## EXTRACTED ENTRIES

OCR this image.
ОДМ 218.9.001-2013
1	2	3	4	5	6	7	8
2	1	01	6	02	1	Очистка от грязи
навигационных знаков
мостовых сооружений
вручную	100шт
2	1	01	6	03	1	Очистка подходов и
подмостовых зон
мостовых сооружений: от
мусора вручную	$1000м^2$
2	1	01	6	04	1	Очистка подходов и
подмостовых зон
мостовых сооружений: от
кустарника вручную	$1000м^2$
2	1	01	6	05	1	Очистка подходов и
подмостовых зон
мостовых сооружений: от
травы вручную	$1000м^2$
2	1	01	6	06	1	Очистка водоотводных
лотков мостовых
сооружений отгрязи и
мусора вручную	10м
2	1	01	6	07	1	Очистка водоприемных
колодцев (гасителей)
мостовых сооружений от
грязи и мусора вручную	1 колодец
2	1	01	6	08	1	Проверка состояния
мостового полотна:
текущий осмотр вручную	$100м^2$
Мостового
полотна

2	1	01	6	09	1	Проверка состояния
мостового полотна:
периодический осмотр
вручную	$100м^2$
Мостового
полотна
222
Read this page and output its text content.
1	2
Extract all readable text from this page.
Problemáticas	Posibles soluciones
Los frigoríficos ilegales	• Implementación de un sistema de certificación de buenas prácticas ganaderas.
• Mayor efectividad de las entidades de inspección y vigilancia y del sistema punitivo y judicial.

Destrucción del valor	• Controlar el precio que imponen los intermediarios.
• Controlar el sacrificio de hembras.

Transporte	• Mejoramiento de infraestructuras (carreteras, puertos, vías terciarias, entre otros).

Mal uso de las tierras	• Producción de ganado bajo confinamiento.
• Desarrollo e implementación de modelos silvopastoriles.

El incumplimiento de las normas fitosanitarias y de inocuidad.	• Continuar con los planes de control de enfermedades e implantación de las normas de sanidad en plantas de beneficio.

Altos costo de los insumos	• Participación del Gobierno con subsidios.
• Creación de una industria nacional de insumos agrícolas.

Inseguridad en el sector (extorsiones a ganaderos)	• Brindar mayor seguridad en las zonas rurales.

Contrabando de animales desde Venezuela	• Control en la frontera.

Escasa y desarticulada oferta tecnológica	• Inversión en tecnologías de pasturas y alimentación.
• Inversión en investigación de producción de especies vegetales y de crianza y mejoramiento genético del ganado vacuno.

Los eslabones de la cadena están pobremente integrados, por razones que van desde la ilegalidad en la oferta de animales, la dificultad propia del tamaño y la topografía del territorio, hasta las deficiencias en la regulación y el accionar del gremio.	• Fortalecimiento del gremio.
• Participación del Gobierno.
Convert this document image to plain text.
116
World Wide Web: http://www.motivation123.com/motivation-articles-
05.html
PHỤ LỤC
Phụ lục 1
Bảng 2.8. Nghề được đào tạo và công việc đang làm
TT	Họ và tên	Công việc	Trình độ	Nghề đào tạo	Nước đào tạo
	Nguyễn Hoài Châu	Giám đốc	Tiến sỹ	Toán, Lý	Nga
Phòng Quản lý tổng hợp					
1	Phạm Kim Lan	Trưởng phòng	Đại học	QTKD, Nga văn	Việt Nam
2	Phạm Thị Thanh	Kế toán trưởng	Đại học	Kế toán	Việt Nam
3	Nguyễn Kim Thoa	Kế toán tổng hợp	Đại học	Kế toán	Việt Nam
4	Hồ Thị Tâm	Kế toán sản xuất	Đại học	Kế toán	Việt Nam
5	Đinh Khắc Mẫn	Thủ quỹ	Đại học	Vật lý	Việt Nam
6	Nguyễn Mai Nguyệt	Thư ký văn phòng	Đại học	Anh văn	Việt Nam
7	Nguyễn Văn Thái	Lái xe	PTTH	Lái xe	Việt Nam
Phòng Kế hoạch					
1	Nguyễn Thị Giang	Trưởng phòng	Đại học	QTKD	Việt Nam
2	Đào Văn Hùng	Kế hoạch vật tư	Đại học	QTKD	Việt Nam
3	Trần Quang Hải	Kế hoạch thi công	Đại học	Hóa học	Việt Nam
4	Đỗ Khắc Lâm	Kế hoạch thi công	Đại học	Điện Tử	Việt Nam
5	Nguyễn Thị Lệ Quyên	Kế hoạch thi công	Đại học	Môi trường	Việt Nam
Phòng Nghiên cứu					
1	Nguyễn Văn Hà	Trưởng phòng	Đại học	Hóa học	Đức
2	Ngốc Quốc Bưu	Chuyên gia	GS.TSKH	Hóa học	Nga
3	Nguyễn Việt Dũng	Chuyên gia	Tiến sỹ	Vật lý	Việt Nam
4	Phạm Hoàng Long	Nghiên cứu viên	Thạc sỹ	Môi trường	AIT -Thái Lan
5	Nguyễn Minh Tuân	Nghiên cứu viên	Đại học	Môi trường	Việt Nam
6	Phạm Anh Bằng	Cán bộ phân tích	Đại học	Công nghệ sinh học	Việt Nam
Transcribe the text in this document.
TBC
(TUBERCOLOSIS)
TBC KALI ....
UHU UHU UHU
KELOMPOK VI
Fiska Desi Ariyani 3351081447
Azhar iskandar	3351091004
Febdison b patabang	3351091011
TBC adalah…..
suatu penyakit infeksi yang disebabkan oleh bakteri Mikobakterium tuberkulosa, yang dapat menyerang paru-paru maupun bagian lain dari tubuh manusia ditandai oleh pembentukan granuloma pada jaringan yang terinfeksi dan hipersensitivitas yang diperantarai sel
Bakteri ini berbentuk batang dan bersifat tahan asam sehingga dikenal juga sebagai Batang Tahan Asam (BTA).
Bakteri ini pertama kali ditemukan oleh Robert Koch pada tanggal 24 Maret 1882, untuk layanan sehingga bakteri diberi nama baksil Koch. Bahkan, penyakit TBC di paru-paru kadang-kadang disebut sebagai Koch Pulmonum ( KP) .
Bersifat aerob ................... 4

## EXERCISE BRIEF
Collect the lines of the records that include the string "Nghề".

## TASK ANSWER
Bảng 2.8. Nghề được đào tạo và công việc đang làm
TT	Họ và tên	Công việc	Trình độ	Nghề đào tạo	Nước đào tạo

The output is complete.